Task:
Copy out all of the material, matching it word for word.

(Data listing)

━━━━━━━━━━━━━━━━

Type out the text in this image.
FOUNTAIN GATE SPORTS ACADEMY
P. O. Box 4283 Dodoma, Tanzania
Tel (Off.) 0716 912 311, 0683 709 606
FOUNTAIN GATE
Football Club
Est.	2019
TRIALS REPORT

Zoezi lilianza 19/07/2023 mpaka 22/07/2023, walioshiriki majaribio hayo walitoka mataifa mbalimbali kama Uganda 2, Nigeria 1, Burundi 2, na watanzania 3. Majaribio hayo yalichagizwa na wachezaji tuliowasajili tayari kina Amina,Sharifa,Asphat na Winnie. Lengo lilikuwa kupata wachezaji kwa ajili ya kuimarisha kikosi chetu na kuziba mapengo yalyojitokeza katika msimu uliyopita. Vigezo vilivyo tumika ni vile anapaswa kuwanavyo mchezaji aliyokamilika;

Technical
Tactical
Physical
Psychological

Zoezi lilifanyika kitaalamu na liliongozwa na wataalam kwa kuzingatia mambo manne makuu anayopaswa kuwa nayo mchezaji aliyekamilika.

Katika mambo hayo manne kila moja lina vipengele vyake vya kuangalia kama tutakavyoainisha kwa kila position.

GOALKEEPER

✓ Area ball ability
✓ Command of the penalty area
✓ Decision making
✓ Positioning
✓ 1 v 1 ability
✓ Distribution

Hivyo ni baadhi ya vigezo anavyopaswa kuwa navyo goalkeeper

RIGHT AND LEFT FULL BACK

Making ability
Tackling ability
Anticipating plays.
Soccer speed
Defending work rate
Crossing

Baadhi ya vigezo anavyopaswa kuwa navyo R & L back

━━━━━━━━━━━━━━━━

Answer to this exercise:
Type out the text in this image.
FOUNTAIN GATE SPORTS ACADEMY
P. O. Box 4283 Dodoma, Tanzania
Tel (Off.) 0716 912 311, 0683 709 606
FOUNTAIN GATE
Football Club
Est.	2019
TRIALS REPORT

Zoezi lilianza 19/07/2023 mpaka 22/07/2023, walioshiriki majaribio hayo walitoka mataifa mbalimbali kama Uganda 2, Nigeria 1, Burundi 2, na watanzania 3. Majaribio hayo yalichagizwa na wachezaji tuliowasajili tayari kina Amina,Sharifa,Asphat na Winnie. Lengo lilikuwa kupata wachezaji kwa ajili ya kuimarisha kikosi chetu na kuziba mapengo yalyojitokeza katika msimu uliyopita. Vigezo vilivyo tumika ni vile anapaswa kuwanavyo mchezaji aliyokamilika;

Technical
Tactical
Physical
Psychological

Zoezi lilifanyika kitaalamu na liliongozwa na wataalam kwa kuzingatia mambo manne makuu anayopaswa kuwa nayo mchezaji aliyekamilika.

Katika mambo hayo manne kila moja lina vipengele vyake vya kuangalia kama tutakavyoainisha kwa kila position.

GOALKEEPER

✓ Area ball ability
✓ Command of the penalty area
✓ Decision making
✓ Positioning
✓ 1 v 1 ability
✓ Distribution

Hivyo ni baadhi ya vigezo anavyopaswa kuwa navyo goalkeeper

RIGHT AND LEFT FULL BACK

Making ability
Tackling ability
Anticipating plays.
Soccer speed
Defending work rate
Crossing

Baadhi ya vigezo anavyopaswa kuwa navyo R & L back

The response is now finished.